* Start *
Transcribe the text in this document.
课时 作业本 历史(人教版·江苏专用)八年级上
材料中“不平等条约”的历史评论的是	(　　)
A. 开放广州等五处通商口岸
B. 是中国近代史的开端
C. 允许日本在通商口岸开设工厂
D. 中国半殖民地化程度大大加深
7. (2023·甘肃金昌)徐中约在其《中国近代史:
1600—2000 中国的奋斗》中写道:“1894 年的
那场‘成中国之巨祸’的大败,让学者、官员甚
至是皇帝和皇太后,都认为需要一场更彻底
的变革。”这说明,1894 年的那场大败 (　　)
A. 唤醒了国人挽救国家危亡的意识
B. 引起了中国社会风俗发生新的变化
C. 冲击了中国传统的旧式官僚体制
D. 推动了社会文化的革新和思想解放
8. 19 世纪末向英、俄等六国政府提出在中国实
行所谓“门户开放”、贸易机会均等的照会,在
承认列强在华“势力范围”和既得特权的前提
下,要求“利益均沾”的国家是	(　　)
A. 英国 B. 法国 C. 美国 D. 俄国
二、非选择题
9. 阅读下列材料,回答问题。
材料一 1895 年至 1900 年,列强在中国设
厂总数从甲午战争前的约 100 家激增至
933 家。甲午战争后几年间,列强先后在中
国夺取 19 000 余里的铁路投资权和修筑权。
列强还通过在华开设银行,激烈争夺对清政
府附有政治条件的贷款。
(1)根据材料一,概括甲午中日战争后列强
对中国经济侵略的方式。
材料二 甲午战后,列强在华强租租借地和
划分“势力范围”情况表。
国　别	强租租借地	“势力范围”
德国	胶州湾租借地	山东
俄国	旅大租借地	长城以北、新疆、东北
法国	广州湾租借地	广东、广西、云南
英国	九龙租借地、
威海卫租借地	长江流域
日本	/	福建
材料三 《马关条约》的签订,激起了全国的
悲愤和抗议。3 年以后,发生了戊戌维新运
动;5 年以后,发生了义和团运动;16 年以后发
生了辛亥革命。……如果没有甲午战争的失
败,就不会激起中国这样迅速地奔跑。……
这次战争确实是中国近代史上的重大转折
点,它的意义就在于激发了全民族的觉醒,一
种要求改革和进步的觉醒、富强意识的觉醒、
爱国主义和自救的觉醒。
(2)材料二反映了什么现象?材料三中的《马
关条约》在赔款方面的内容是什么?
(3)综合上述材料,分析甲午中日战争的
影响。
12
* End *
_Your task:_ Find each line holding the string "势力范围" and copy it out.

_Written response:_
承认列强在华“势力范围”和既得特权的前提
划分“势力范围”情况表。
国　别	强租租借地	“势力范围”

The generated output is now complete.